• [Problem to solve] For each line that holds "content", copy the line out.

(Records about charts and figures)
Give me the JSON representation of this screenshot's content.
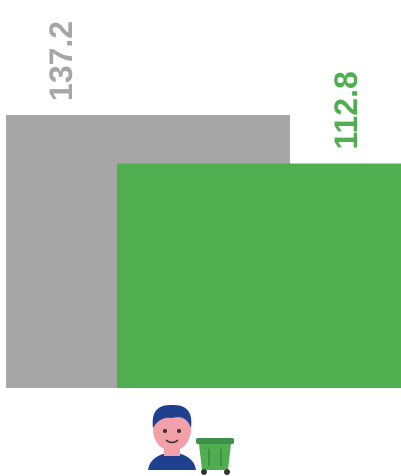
{
  "chart_data": {
    "type": "bar",
    "values": [
      137.2,
      112.8
    ],
    "colors": [
      "#a6a6a6",
      "#4faf50"
    ]
  }
}
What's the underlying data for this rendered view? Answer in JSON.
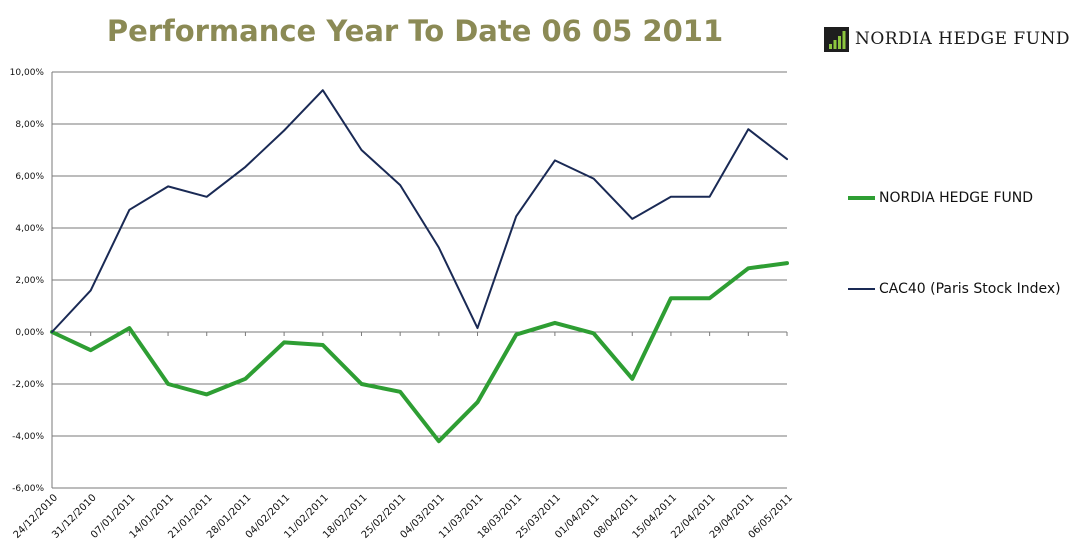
{
  "title": "Performance Year To Date 06 05 2011",
  "logo": {
    "text": "NORDIA HEDGE FUND",
    "icon": "bar-chart-logo-icon"
  },
  "colors": {
    "nordia": "#2e9e33",
    "cac40": "#1a2a55",
    "title": "#8b8a55",
    "grid": "#7a7a7a"
  },
  "chart_data": {
    "type": "line",
    "title": "Performance Year To Date 06 05 2011",
    "xlabel": "",
    "ylabel": "",
    "ylim": [
      -6,
      10
    ],
    "yticks": [
      10,
      8,
      6,
      4,
      2,
      0,
      -2,
      -4,
      -6
    ],
    "ytick_labels": [
      "10,00%",
      "8,00%",
      "6,00%",
      "4,00%",
      "2,00%",
      "0,00%",
      "-2,00%",
      "-4,00%",
      "-6,00%"
    ],
    "grid": true,
    "legend_position": "right",
    "categories": [
      "24/12/2010",
      "31/12/2010",
      "07/01/2011",
      "14/01/2011",
      "21/01/2011",
      "28/01/2011",
      "04/02/2011",
      "11/02/2011",
      "18/02/2011",
      "25/02/2011",
      "04/03/2011",
      "11/03/2011",
      "18/03/2011",
      "25/03/2011",
      "01/04/2011",
      "08/04/2011",
      "15/04/2011",
      "22/04/2011",
      "29/04/2011",
      "06/05/2011"
    ],
    "series": [
      {
        "name": "NORDIA HEDGE FUND",
        "color": "#2e9e33",
        "values": [
          0.0,
          -0.7,
          0.15,
          -2.0,
          -2.4,
          -1.8,
          -0.4,
          -0.5,
          -2.0,
          -2.3,
          -4.2,
          -2.7,
          -0.1,
          0.35,
          -0.05,
          -1.8,
          1.3,
          1.3,
          2.45,
          2.65
        ]
      },
      {
        "name": "CAC40 (Paris Stock Index)",
        "color": "#1a2a55",
        "values": [
          0.0,
          1.6,
          4.7,
          5.6,
          5.2,
          6.35,
          7.75,
          9.3,
          7.0,
          5.65,
          3.25,
          0.15,
          4.45,
          6.6,
          5.9,
          4.35,
          5.2,
          5.2,
          7.8,
          6.65
        ]
      }
    ]
  }
}
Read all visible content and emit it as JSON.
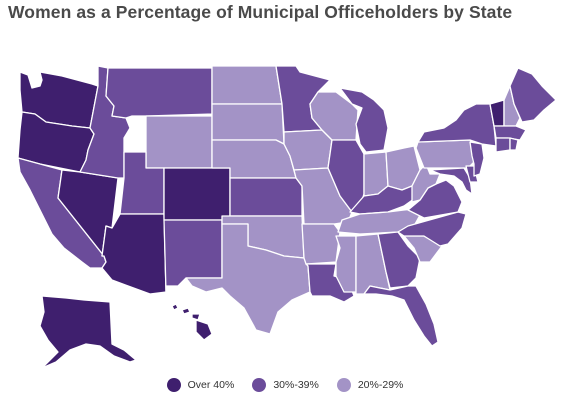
{
  "title": "Women as a Percentage of Municipal Officeholders by State",
  "legend": [
    {
      "key": "over40",
      "label": "Over 40%",
      "color": "#3f1f6e"
    },
    {
      "key": "r30_39",
      "label": "30%-39%",
      "color": "#6b4c9a"
    },
    {
      "key": "r20_29",
      "label": "20%-29%",
      "color": "#a393c6"
    }
  ],
  "border_color": "#ffffff",
  "states": [
    {
      "code": "WA",
      "name": "Washington",
      "category": "over40"
    },
    {
      "code": "OR",
      "name": "Oregon",
      "category": "over40"
    },
    {
      "code": "CA",
      "name": "California",
      "category": "r30_39"
    },
    {
      "code": "NV",
      "name": "Nevada",
      "category": "over40"
    },
    {
      "code": "ID",
      "name": "Idaho",
      "category": "r30_39"
    },
    {
      "code": "MT",
      "name": "Montana",
      "category": "r30_39"
    },
    {
      "code": "WY",
      "name": "Wyoming",
      "category": "r20_29"
    },
    {
      "code": "UT",
      "name": "Utah",
      "category": "r30_39"
    },
    {
      "code": "AZ",
      "name": "Arizona",
      "category": "over40"
    },
    {
      "code": "CO",
      "name": "Colorado",
      "category": "over40"
    },
    {
      "code": "NM",
      "name": "New Mexico",
      "category": "r30_39"
    },
    {
      "code": "ND",
      "name": "North Dakota",
      "category": "r20_29"
    },
    {
      "code": "SD",
      "name": "South Dakota",
      "category": "r20_29"
    },
    {
      "code": "NE",
      "name": "Nebraska",
      "category": "r20_29"
    },
    {
      "code": "KS",
      "name": "Kansas",
      "category": "r30_39"
    },
    {
      "code": "OK",
      "name": "Oklahoma",
      "category": "r20_29"
    },
    {
      "code": "TX",
      "name": "Texas",
      "category": "r20_29"
    },
    {
      "code": "MN",
      "name": "Minnesota",
      "category": "r30_39"
    },
    {
      "code": "IA",
      "name": "Iowa",
      "category": "r20_29"
    },
    {
      "code": "MO",
      "name": "Missouri",
      "category": "r20_29"
    },
    {
      "code": "AR",
      "name": "Arkansas",
      "category": "r20_29"
    },
    {
      "code": "LA",
      "name": "Louisiana",
      "category": "r30_39"
    },
    {
      "code": "WI",
      "name": "Wisconsin",
      "category": "r20_29"
    },
    {
      "code": "IL",
      "name": "Illinois",
      "category": "r30_39"
    },
    {
      "code": "MI",
      "name": "Michigan",
      "category": "r30_39"
    },
    {
      "code": "IN",
      "name": "Indiana",
      "category": "r20_29"
    },
    {
      "code": "OH",
      "name": "Ohio",
      "category": "r20_29"
    },
    {
      "code": "KY",
      "name": "Kentucky",
      "category": "r30_39"
    },
    {
      "code": "TN",
      "name": "Tennessee",
      "category": "r20_29"
    },
    {
      "code": "MS",
      "name": "Mississippi",
      "category": "r20_29"
    },
    {
      "code": "AL",
      "name": "Alabama",
      "category": "r20_29"
    },
    {
      "code": "GA",
      "name": "Georgia",
      "category": "r30_39"
    },
    {
      "code": "FL",
      "name": "Florida",
      "category": "r30_39"
    },
    {
      "code": "SC",
      "name": "South Carolina",
      "category": "r20_29"
    },
    {
      "code": "NC",
      "name": "North Carolina",
      "category": "r30_39"
    },
    {
      "code": "VA",
      "name": "Virginia",
      "category": "r30_39"
    },
    {
      "code": "WV",
      "name": "West Virginia",
      "category": "r20_29"
    },
    {
      "code": "PA",
      "name": "Pennsylvania",
      "category": "r20_29"
    },
    {
      "code": "NY",
      "name": "New York",
      "category": "r30_39"
    },
    {
      "code": "VT",
      "name": "Vermont",
      "category": "over40"
    },
    {
      "code": "NH",
      "name": "New Hampshire",
      "category": "r20_29"
    },
    {
      "code": "ME",
      "name": "Maine",
      "category": "r30_39"
    },
    {
      "code": "MA",
      "name": "Massachusetts",
      "category": "r30_39"
    },
    {
      "code": "RI",
      "name": "Rhode Island",
      "category": "r30_39"
    },
    {
      "code": "CT",
      "name": "Connecticut",
      "category": "r30_39"
    },
    {
      "code": "NJ",
      "name": "New Jersey",
      "category": "r30_39"
    },
    {
      "code": "DE",
      "name": "Delaware",
      "category": "r30_39"
    },
    {
      "code": "MD",
      "name": "Maryland",
      "category": "r30_39"
    },
    {
      "code": "AK",
      "name": "Alaska",
      "category": "over40"
    },
    {
      "code": "HI",
      "name": "Hawaii",
      "category": "over40"
    }
  ]
}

• [Problem solution]
Give me the JSON representation of this screenshot's content.
Read all visible content and emit it as JSON.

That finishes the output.